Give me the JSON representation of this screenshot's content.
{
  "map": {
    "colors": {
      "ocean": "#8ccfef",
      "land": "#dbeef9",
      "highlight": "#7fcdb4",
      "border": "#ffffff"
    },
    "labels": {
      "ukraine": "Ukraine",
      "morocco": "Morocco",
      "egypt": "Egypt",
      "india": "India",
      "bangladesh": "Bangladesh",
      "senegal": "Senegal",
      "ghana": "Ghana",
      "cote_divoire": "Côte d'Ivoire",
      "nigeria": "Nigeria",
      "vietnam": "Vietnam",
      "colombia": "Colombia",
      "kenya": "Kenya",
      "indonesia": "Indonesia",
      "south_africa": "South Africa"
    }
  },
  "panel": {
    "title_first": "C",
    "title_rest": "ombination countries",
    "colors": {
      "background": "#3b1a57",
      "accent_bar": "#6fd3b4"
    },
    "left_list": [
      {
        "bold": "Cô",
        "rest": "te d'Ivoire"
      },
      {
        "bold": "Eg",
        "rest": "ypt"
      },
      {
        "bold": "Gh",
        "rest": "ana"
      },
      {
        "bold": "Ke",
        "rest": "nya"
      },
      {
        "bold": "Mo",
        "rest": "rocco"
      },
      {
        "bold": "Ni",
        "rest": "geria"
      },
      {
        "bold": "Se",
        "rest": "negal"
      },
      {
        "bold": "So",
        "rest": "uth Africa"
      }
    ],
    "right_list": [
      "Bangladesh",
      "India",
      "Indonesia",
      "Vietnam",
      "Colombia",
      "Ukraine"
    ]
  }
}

----------

Retype the data exactly as given.

-- RESPONSE --
Give me the JSON representation of this screenshot's content.
{
  "map": {
    "colors": {
      "ocean": "#8ccfef",
      "land": "#dbeef9",
      "highlight": "#7fcdb4",
      "border": "#ffffff"
    },
    "labels": {
      "ukraine": "Ukraine",
      "morocco": "Morocco",
      "egypt": "Egypt",
      "india": "India",
      "bangladesh": "Bangladesh",
      "senegal": "Senegal",
      "ghana": "Ghana",
      "cote_divoire": "Côte d'Ivoire",
      "nigeria": "Nigeria",
      "vietnam": "Vietnam",
      "colombia": "Colombia",
      "kenya": "Kenya",
      "indonesia": "Indonesia",
      "south_africa": "South Africa"
    }
  },
  "panel": {
    "title_first": "C",
    "title_rest": "ombination countries",
    "colors": {
      "background": "#3b1a57",
      "accent_bar": "#6fd3b4"
    },
    "left_list": [
      {
        "bold": "Cô",
        "rest": "te d'Ivoire"
      },
      {
        "bold": "Eg",
        "rest": "ypt"
      },
      {
        "bold": "Gh",
        "rest": "ana"
      },
      {
        "bold": "Ke",
        "rest": "nya"
      },
      {
        "bold": "Mo",
        "rest": "rocco"
      },
      {
        "bold": "Ni",
        "rest": "geria"
      },
      {
        "bold": "Se",
        "rest": "negal"
      },
      {
        "bold": "So",
        "rest": "uth Africa"
      }
    ],
    "right_list": [
      "Bangladesh",
      "India",
      "Indonesia",
      "Vietnam",
      "Colombia",
      "Ukraine"
    ]
  }
}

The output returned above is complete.